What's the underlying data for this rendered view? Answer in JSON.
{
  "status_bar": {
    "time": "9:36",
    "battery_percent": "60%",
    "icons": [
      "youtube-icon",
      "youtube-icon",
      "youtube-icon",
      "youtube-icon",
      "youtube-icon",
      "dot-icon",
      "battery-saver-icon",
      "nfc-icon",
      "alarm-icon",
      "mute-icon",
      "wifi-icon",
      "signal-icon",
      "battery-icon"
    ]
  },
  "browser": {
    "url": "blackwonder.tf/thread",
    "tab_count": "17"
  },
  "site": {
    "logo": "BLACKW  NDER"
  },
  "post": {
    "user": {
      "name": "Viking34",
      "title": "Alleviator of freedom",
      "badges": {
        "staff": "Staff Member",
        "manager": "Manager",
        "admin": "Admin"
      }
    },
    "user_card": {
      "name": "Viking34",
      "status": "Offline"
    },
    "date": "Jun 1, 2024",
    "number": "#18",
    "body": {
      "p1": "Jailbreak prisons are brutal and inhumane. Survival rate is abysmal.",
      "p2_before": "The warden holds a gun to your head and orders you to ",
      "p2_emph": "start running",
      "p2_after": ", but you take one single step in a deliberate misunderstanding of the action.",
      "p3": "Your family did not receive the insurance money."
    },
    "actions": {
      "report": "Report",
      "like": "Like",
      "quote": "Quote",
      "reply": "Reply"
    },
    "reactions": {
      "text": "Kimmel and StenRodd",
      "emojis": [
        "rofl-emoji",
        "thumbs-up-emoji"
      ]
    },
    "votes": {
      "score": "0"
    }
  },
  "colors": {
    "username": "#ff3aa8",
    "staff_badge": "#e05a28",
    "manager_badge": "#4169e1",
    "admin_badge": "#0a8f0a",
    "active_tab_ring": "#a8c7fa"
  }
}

To do: Extract all of the data above without altering anything.

Result for this task:
What's the underlying data for this rendered view? Answer in JSON.
{
  "status_bar": {
    "time": "9:36",
    "battery_percent": "60%",
    "icons": [
      "youtube-icon",
      "youtube-icon",
      "youtube-icon",
      "youtube-icon",
      "youtube-icon",
      "dot-icon",
      "battery-saver-icon",
      "nfc-icon",
      "alarm-icon",
      "mute-icon",
      "wifi-icon",
      "signal-icon",
      "battery-icon"
    ]
  },
  "browser": {
    "url": "blackwonder.tf/thread",
    "tab_count": "17"
  },
  "site": {
    "logo": "BLACKW  NDER"
  },
  "post": {
    "user": {
      "name": "Viking34",
      "title": "Alleviator of freedom",
      "badges": {
        "staff": "Staff Member",
        "manager": "Manager",
        "admin": "Admin"
      }
    },
    "user_card": {
      "name": "Viking34",
      "status": "Offline"
    },
    "date": "Jun 1, 2024",
    "number": "#18",
    "body": {
      "p1": "Jailbreak prisons are brutal and inhumane. Survival rate is abysmal.",
      "p2_before": "The warden holds a gun to your head and orders you to ",
      "p2_emph": "start running",
      "p2_after": ", but you take one single step in a deliberate misunderstanding of the action.",
      "p3": "Your family did not receive the insurance money."
    },
    "actions": {
      "report": "Report",
      "like": "Like",
      "quote": "Quote",
      "reply": "Reply"
    },
    "reactions": {
      "text": "Kimmel and StenRodd",
      "emojis": [
        "rofl-emoji",
        "thumbs-up-emoji"
      ]
    },
    "votes": {
      "score": "0"
    }
  },
  "colors": {
    "username": "#ff3aa8",
    "staff_badge": "#e05a28",
    "manager_badge": "#4169e1",
    "admin_badge": "#0a8f0a",
    "active_tab_ring": "#a8c7fa"
  }
}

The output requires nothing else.